> WHAT IS REQUIRED:
Write out all entries word for word.

[Start]

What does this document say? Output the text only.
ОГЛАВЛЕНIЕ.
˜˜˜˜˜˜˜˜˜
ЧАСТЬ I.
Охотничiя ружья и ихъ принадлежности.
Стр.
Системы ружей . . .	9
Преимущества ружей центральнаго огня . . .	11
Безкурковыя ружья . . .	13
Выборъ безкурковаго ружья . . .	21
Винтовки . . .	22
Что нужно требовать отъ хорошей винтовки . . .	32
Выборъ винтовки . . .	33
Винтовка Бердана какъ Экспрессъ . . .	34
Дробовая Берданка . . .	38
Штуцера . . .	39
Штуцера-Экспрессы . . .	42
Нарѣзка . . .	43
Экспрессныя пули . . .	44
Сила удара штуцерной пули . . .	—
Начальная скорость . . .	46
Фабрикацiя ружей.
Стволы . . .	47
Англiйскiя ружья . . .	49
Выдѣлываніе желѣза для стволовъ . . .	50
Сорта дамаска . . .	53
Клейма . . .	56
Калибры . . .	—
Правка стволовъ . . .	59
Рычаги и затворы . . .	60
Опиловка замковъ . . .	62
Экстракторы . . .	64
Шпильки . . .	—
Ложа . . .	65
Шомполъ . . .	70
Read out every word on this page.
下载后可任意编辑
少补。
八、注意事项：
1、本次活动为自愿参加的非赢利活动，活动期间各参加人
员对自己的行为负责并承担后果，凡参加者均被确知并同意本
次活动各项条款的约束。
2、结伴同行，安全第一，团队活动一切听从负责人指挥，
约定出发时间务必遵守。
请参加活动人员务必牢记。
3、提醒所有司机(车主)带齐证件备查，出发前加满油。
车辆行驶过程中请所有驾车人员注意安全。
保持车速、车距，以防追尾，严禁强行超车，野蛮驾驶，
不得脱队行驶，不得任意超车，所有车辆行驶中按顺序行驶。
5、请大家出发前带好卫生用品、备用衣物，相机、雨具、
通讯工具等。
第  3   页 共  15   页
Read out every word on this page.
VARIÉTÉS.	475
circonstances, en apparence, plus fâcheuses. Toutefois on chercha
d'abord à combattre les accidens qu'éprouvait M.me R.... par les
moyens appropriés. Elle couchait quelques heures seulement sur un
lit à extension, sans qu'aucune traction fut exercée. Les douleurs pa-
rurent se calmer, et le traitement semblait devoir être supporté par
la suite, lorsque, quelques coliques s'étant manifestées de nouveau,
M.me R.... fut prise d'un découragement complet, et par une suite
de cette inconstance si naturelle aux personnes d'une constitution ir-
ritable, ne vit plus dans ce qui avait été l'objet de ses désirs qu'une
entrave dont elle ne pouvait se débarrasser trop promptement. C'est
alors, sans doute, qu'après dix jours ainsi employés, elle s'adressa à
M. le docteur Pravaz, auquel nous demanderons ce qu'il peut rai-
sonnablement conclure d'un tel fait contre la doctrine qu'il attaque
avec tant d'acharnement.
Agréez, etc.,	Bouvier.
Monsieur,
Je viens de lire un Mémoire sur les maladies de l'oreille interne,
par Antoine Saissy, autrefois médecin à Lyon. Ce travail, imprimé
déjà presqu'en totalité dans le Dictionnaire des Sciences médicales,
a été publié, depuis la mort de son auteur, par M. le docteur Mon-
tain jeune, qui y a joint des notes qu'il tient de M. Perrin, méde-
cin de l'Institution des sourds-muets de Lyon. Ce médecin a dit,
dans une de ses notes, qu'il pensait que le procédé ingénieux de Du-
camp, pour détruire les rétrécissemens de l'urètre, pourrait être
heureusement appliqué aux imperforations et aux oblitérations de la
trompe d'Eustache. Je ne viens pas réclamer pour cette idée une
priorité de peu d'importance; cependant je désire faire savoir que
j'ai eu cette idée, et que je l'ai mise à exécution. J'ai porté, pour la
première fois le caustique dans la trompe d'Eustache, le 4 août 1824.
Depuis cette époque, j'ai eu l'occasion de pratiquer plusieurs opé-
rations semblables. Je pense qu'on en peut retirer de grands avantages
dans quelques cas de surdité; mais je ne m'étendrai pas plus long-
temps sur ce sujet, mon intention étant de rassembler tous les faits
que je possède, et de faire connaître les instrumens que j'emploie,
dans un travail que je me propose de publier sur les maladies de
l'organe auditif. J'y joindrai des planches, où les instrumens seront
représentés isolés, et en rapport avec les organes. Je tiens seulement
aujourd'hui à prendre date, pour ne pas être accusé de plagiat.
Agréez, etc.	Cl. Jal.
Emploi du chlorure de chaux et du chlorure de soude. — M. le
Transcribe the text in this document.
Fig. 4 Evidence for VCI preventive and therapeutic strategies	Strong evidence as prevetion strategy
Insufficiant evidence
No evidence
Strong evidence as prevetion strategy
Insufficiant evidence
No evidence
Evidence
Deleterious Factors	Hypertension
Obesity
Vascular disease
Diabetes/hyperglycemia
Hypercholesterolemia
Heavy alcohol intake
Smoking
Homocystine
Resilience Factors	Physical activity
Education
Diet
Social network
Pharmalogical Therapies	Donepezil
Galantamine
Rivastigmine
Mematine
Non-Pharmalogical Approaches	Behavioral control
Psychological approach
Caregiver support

[End]

> TASK OUTPUT:
What does this document say? Output the text only.
ОГЛАВЛЕНIЕ.
˜˜˜˜˜˜˜˜˜
ЧАСТЬ I.
Охотничiя ружья и ихъ принадлежности.
Стр.
Системы ружей . . .	9
Преимущества ружей центральнаго огня . . .	11
Безкурковыя ружья . . .	13
Выборъ безкурковаго ружья . . .	21
Винтовки . . .	22
Что нужно требовать отъ хорошей винтовки . . .	32
Выборъ винтовки . . .	33
Винтовка Бердана какъ Экспрессъ . . .	34
Дробовая Берданка . . .	38
Штуцера . . .	39
Штуцера-Экспрессы . . .	42
Нарѣзка . . .	43
Экспрессныя пули . . .	44
Сила удара штуцерной пули . . .	—
Начальная скорость . . .	46
Фабрикацiя ружей.
Стволы . . .	47
Англiйскiя ружья . . .	49
Выдѣлываніе желѣза для стволовъ . . .	50
Сорта дамаска . . .	53
Клейма . . .	56
Калибры . . .	—
Правка стволовъ . . .	59
Рычаги и затворы . . .	60
Опиловка замковъ . . .	62
Экстракторы . . .	64
Шпильки . . .	—
Ложа . . .	65
Шомполъ . . .	70
Read out every word on this page.
下载后可任意编辑
少补。
八、注意事项：
1、本次活动为自愿参加的非赢利活动，活动期间各参加人
员对自己的行为负责并承担后果，凡参加者均被确知并同意本
次活动各项条款的约束。
2、结伴同行，安全第一，团队活动一切听从负责人指挥，
约定出发时间务必遵守。
请参加活动人员务必牢记。
3、提醒所有司机(车主)带齐证件备查，出发前加满油。
车辆行驶过程中请所有驾车人员注意安全。
保持车速、车距，以防追尾，严禁强行超车，野蛮驾驶，
不得脱队行驶，不得任意超车，所有车辆行驶中按顺序行驶。
5、请大家出发前带好卫生用品、备用衣物，相机、雨具、
通讯工具等。
第  3   页 共  15   页
Read out every word on this page.
VARIÉTÉS.	475
circonstances, en apparence, plus fâcheuses. Toutefois on chercha
d'abord à combattre les accidens qu'éprouvait M.me R.... par les
moyens appropriés. Elle couchait quelques heures seulement sur un
lit à extension, sans qu'aucune traction fut exercée. Les douleurs pa-
rurent se calmer, et le traitement semblait devoir être supporté par
la suite, lorsque, quelques coliques s'étant manifestées de nouveau,
M.me R.... fut prise d'un découragement complet, et par une suite
de cette inconstance si naturelle aux personnes d'une constitution ir-
ritable, ne vit plus dans ce qui avait été l'objet de ses désirs qu'une
entrave dont elle ne pouvait se débarrasser trop promptement. C'est
alors, sans doute, qu'après dix jours ainsi employés, elle s'adressa à
M. le docteur Pravaz, auquel nous demanderons ce qu'il peut rai-
sonnablement conclure d'un tel fait contre la doctrine qu'il attaque
avec tant d'acharnement.
Agréez, etc.,	Bouvier.
Monsieur,
Je viens de lire un Mémoire sur les maladies de l'oreille interne,
par Antoine Saissy, autrefois médecin à Lyon. Ce travail, imprimé
déjà presqu'en totalité dans le Dictionnaire des Sciences médicales,
a été publié, depuis la mort de son auteur, par M. le docteur Mon-
tain jeune, qui y a joint des notes qu'il tient de M. Perrin, méde-
cin de l'Institution des sourds-muets de Lyon. Ce médecin a dit,
dans une de ses notes, qu'il pensait que le procédé ingénieux de Du-
camp, pour détruire les rétrécissemens de l'urètre, pourrait être
heureusement appliqué aux imperforations et aux oblitérations de la
trompe d'Eustache. Je ne viens pas réclamer pour cette idée une
priorité de peu d'importance; cependant je désire faire savoir que
j'ai eu cette idée, et que je l'ai mise à exécution. J'ai porté, pour la
première fois le caustique dans la trompe d'Eustache, le 4 août 1824.
Depuis cette époque, j'ai eu l'occasion de pratiquer plusieurs opé-
rations semblables. Je pense qu'on en peut retirer de grands avantages
dans quelques cas de surdité; mais je ne m'étendrai pas plus long-
temps sur ce sujet, mon intention étant de rassembler tous les faits
que je possède, et de faire connaître les instrumens que j'emploie,
dans un travail que je me propose de publier sur les maladies de
l'organe auditif. J'y joindrai des planches, où les instrumens seront
représentés isolés, et en rapport avec les organes. Je tiens seulement
aujourd'hui à prendre date, pour ne pas être accusé de plagiat.
Agréez, etc.	Cl. Jal.
Emploi du chlorure de chaux et du chlorure de soude. — M. le
Transcribe the text in this document.
Fig. 4 Evidence for VCI preventive and therapeutic strategies	Strong evidence as prevetion strategy
Insufficiant evidence
No evidence
Strong evidence as prevetion strategy
Insufficiant evidence
No evidence
Evidence
Deleterious Factors	Hypertension
Obesity
Vascular disease
Diabetes/hyperglycemia
Hypercholesterolemia
Heavy alcohol intake
Smoking
Homocystine
Resilience Factors	Physical activity
Education
Diet
Social network
Pharmalogical Therapies	Donepezil
Galantamine
Rivastigmine
Mematine
Non-Pharmalogical Approaches	Behavioral control
Psychological approach
Caregiver support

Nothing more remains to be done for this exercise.